### WRITTEN PROBLEM
Can you repeat the rows word for word, from the start of the rows through the line that contains "- refine-item[interactable]: 检索学术文章: [82, 141, 141, 152]", including that line?

Dataset entries
>>>>

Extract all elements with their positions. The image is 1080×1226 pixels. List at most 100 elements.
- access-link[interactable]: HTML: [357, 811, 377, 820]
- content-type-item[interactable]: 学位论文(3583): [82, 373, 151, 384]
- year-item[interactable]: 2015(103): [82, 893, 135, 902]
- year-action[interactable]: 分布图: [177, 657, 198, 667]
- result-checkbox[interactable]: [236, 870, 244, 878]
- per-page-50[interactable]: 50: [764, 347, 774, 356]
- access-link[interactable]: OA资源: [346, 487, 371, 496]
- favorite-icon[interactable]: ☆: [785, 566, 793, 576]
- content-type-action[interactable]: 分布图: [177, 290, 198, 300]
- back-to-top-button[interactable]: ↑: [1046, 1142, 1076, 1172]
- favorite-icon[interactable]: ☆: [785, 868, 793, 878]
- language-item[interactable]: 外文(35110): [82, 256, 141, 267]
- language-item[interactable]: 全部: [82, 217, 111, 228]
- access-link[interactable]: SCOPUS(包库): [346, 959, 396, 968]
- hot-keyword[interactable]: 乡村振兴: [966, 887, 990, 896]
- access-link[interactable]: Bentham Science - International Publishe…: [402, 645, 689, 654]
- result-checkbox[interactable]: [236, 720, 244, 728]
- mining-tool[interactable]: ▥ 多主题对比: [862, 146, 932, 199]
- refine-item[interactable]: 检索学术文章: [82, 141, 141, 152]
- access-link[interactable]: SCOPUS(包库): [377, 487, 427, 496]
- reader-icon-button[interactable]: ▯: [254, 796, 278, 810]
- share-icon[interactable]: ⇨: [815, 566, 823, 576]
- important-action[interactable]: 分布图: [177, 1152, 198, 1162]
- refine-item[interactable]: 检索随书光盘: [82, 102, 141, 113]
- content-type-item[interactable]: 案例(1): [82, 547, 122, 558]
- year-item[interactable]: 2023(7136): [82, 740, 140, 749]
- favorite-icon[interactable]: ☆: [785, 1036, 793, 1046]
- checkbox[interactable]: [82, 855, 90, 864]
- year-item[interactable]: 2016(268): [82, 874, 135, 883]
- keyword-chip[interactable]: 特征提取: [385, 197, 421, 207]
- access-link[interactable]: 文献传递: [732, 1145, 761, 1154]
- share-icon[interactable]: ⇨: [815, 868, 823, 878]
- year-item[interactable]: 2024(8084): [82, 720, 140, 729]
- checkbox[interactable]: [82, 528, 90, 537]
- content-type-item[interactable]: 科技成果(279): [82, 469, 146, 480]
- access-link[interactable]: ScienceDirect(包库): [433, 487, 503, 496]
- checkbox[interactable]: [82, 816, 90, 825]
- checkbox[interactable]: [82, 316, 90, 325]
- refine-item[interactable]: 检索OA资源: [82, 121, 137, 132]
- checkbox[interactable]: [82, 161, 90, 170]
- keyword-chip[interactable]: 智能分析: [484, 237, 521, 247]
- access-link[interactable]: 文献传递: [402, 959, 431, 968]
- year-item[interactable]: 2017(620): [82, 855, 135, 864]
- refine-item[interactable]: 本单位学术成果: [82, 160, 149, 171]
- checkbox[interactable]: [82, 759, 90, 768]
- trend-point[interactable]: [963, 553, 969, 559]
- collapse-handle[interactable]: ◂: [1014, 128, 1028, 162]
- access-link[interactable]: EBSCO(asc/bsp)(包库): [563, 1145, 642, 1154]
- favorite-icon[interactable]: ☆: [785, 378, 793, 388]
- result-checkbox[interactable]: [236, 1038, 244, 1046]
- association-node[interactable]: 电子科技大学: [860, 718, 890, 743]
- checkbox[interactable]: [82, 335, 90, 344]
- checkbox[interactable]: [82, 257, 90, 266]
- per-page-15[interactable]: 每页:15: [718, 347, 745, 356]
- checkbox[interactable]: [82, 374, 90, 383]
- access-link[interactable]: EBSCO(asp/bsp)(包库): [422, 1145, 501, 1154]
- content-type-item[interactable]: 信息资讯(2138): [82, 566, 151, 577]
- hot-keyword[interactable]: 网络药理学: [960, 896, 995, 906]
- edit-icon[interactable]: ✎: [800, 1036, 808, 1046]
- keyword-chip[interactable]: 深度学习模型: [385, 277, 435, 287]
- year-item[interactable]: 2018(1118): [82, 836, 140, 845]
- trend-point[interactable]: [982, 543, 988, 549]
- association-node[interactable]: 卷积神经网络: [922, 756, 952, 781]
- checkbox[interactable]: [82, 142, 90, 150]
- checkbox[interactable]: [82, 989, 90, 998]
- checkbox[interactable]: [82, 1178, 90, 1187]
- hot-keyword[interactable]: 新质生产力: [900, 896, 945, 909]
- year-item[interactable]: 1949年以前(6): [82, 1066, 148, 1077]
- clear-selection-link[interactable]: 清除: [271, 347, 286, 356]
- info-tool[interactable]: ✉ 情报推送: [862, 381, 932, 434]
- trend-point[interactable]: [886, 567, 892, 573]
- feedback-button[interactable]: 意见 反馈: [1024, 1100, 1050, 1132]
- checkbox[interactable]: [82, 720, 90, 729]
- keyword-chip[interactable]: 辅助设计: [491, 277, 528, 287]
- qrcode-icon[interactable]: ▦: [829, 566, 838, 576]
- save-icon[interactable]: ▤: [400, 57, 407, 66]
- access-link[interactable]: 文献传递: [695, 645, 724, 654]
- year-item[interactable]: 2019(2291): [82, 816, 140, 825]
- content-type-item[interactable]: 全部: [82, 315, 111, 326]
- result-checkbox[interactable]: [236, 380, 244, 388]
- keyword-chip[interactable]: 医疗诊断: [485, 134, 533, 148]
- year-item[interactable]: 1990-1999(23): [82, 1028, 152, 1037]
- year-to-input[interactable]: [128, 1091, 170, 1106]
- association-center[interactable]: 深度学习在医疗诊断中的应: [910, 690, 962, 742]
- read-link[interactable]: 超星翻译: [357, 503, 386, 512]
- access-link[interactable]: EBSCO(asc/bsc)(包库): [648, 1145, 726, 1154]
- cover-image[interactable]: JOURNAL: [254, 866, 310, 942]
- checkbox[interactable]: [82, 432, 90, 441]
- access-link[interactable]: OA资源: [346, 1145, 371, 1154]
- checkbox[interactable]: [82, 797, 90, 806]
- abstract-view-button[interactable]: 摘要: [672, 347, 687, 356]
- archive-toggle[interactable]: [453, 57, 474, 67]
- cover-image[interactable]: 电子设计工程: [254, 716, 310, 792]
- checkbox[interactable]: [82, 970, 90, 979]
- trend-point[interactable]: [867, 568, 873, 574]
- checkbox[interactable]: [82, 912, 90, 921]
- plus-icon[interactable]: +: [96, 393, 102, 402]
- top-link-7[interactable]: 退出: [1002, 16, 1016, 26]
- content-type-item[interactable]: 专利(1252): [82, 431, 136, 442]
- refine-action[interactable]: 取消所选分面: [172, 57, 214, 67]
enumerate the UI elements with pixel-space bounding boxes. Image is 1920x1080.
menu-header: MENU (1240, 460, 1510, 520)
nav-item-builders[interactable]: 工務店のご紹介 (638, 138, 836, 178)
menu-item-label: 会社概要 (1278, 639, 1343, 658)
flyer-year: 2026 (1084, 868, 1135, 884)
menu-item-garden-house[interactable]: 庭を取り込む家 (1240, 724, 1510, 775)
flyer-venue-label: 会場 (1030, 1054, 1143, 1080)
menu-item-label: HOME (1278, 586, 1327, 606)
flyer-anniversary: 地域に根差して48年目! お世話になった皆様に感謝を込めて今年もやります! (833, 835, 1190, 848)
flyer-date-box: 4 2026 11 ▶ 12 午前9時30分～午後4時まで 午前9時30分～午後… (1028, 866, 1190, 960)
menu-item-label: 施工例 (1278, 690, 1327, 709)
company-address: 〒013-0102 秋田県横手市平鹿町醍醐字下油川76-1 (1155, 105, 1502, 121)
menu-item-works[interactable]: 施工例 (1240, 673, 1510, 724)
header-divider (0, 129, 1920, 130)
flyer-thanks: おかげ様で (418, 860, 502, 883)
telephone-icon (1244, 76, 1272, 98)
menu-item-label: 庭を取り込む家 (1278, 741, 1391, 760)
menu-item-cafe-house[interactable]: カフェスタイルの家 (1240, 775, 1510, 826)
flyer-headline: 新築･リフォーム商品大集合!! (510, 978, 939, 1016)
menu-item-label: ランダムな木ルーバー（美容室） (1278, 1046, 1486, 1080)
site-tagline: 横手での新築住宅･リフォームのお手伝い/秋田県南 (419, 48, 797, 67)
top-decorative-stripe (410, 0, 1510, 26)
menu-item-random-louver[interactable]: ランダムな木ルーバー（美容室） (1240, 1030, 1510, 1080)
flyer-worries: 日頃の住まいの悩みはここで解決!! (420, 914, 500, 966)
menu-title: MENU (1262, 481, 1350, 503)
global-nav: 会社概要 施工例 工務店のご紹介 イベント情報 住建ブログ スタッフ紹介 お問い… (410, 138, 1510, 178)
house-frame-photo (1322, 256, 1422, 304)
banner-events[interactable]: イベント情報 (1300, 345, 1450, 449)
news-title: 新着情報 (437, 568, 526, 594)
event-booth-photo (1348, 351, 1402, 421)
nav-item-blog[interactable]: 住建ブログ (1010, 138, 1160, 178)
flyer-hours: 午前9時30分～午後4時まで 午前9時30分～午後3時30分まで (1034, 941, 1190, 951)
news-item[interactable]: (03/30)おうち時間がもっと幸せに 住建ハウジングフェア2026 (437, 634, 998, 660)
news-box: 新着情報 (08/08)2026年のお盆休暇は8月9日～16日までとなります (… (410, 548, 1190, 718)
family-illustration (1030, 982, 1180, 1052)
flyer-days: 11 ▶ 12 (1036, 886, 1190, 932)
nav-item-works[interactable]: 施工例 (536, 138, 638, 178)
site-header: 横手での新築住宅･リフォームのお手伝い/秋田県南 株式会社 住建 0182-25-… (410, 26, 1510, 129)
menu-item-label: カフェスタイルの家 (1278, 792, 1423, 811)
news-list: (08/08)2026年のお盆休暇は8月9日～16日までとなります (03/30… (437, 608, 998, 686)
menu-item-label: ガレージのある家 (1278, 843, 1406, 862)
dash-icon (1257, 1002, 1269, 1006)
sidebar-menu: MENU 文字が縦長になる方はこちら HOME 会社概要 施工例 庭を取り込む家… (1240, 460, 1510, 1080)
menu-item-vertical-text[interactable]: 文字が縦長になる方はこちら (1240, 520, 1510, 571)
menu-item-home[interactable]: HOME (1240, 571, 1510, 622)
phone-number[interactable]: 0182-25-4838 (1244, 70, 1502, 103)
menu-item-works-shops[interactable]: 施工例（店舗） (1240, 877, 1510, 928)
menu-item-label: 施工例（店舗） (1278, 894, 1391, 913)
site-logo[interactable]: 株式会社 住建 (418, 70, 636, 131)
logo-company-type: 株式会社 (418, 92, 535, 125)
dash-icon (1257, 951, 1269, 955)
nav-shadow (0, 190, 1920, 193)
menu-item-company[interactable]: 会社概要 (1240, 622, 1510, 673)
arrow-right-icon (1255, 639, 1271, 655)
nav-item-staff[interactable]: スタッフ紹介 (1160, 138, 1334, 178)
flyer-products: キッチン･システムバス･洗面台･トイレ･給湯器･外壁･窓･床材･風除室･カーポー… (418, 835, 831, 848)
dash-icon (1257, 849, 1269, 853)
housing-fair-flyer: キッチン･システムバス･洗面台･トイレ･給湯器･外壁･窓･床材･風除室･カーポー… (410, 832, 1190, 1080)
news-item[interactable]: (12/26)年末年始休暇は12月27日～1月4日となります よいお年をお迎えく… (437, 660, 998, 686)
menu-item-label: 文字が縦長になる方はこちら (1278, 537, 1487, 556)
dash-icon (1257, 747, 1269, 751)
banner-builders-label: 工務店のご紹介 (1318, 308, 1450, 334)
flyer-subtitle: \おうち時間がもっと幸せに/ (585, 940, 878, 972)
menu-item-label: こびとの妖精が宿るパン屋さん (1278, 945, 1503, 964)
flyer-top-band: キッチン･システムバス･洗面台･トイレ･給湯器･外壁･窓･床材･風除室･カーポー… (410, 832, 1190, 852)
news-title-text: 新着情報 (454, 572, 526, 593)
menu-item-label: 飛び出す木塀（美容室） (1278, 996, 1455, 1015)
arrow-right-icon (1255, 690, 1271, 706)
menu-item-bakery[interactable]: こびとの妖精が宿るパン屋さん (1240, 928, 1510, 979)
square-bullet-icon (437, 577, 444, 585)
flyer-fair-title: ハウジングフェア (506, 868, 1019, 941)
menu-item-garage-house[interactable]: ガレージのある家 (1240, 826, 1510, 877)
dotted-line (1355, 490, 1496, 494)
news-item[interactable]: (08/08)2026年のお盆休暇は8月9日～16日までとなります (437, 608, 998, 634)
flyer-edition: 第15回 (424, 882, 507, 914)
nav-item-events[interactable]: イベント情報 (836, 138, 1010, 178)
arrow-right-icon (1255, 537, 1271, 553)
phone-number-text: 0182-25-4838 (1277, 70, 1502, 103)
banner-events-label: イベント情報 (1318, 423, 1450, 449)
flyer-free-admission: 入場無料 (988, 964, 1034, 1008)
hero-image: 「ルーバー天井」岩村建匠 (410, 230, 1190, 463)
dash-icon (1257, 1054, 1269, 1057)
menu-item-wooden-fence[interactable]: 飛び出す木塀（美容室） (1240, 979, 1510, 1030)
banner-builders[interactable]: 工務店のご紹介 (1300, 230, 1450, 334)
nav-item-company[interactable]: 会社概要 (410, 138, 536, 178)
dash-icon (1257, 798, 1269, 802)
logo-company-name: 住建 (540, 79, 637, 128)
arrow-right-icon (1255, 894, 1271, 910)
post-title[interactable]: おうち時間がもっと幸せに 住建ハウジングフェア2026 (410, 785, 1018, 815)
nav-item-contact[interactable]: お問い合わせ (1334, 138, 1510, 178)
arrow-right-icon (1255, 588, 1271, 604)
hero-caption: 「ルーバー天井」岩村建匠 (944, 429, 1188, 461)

<<<<

### TASK RESULT
Extract all elements with their positions. The image is 1080×1226 pixels. List at most 100 elements.
- access-link[interactable]: HTML: [357, 811, 377, 820]
- content-type-item[interactable]: 学位论文(3583): [82, 373, 151, 384]
- year-item[interactable]: 2015(103): [82, 893, 135, 902]
- year-action[interactable]: 分布图: [177, 657, 198, 667]
- result-checkbox[interactable]: [236, 870, 244, 878]
- per-page-50[interactable]: 50: [764, 347, 774, 356]
- access-link[interactable]: OA资源: [346, 487, 371, 496]
- favorite-icon[interactable]: ☆: [785, 566, 793, 576]
- content-type-action[interactable]: 分布图: [177, 290, 198, 300]
- back-to-top-button[interactable]: ↑: [1046, 1142, 1076, 1172]
- favorite-icon[interactable]: ☆: [785, 868, 793, 878]
- language-item[interactable]: 外文(35110): [82, 256, 141, 267]
- language-item[interactable]: 全部: [82, 217, 111, 228]
- access-link[interactable]: SCOPUS(包库): [346, 959, 396, 968]
- hot-keyword[interactable]: 乡村振兴: [966, 887, 990, 896]
- access-link[interactable]: Bentham Science - International Publishe…: [402, 645, 689, 654]
- result-checkbox[interactable]: [236, 720, 244, 728]
- mining-tool[interactable]: ▥ 多主题对比: [862, 146, 932, 199]
- refine-item[interactable]: 检索学术文章: [82, 141, 141, 152]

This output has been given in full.